# TASK GOAL
Return the lines where the word "band" occurs.
** begin DATASET CONTENT **
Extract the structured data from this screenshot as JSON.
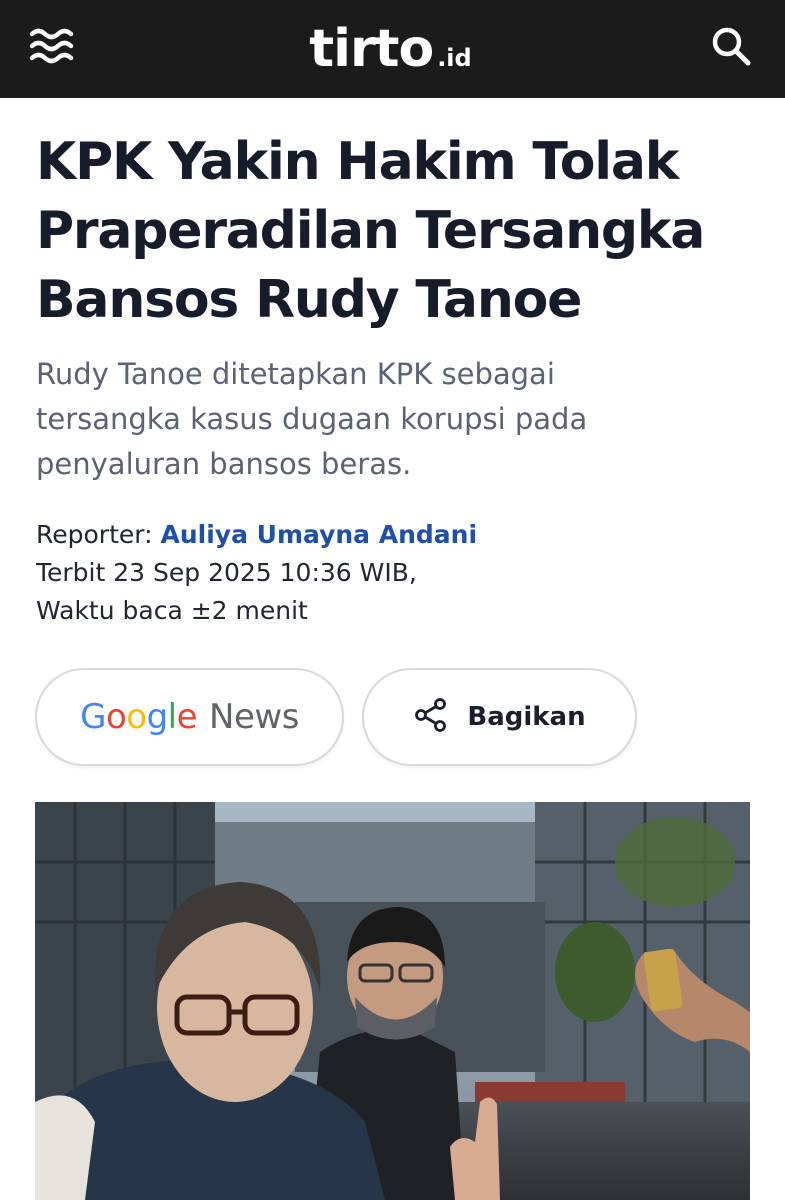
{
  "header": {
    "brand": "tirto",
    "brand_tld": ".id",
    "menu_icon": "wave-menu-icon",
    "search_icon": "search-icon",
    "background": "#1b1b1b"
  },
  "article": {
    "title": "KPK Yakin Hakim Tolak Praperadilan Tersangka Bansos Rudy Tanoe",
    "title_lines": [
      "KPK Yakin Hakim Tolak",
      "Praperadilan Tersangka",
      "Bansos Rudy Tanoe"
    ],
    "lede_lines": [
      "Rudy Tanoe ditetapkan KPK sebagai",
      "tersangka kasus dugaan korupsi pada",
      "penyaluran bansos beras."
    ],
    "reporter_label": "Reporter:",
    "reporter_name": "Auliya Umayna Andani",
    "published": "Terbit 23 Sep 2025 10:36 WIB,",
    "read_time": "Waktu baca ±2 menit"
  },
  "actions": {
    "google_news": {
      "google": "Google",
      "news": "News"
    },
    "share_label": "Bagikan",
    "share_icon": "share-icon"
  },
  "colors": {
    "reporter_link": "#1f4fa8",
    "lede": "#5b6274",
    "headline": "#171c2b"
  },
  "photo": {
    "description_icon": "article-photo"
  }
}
** end DATASET CONTENT **
** begin DATASET CONTENT **
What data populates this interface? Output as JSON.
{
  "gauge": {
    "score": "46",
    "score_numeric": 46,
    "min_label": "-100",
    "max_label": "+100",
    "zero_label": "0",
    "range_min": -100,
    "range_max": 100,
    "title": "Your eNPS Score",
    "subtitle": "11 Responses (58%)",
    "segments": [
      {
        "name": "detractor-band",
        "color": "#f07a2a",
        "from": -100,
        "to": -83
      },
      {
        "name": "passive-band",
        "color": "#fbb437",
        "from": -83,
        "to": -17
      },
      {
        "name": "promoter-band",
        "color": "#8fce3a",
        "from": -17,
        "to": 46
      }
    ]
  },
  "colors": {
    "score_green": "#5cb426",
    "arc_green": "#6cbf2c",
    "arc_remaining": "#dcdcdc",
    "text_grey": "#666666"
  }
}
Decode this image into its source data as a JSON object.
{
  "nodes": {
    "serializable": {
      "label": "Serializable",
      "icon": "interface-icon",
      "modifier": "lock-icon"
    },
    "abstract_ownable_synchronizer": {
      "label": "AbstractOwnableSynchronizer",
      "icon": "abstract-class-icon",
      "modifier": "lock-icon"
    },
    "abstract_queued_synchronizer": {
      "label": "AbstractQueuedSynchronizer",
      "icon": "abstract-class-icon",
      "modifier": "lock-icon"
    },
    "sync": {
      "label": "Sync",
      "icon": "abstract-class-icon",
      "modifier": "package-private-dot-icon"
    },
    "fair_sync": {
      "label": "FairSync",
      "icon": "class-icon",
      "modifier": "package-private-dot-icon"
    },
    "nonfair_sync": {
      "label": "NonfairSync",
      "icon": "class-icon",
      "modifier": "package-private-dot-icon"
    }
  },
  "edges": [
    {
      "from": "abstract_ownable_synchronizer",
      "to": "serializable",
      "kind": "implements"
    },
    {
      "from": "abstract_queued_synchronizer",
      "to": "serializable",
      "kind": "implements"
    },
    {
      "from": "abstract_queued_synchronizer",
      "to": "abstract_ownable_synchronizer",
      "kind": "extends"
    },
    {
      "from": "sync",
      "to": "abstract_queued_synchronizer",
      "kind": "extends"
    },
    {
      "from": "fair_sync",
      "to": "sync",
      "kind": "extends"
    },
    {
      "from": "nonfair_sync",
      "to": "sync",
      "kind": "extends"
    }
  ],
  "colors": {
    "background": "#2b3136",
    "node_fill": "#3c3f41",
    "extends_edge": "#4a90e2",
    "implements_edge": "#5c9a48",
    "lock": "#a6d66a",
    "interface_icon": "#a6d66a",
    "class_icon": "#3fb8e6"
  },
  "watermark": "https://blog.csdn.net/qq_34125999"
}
** end DATASET CONTENT **
# RESULT OF THE EXERCISE
        "name": "detractor-band",
        "name": "passive-band",
        "name": "promoter-band",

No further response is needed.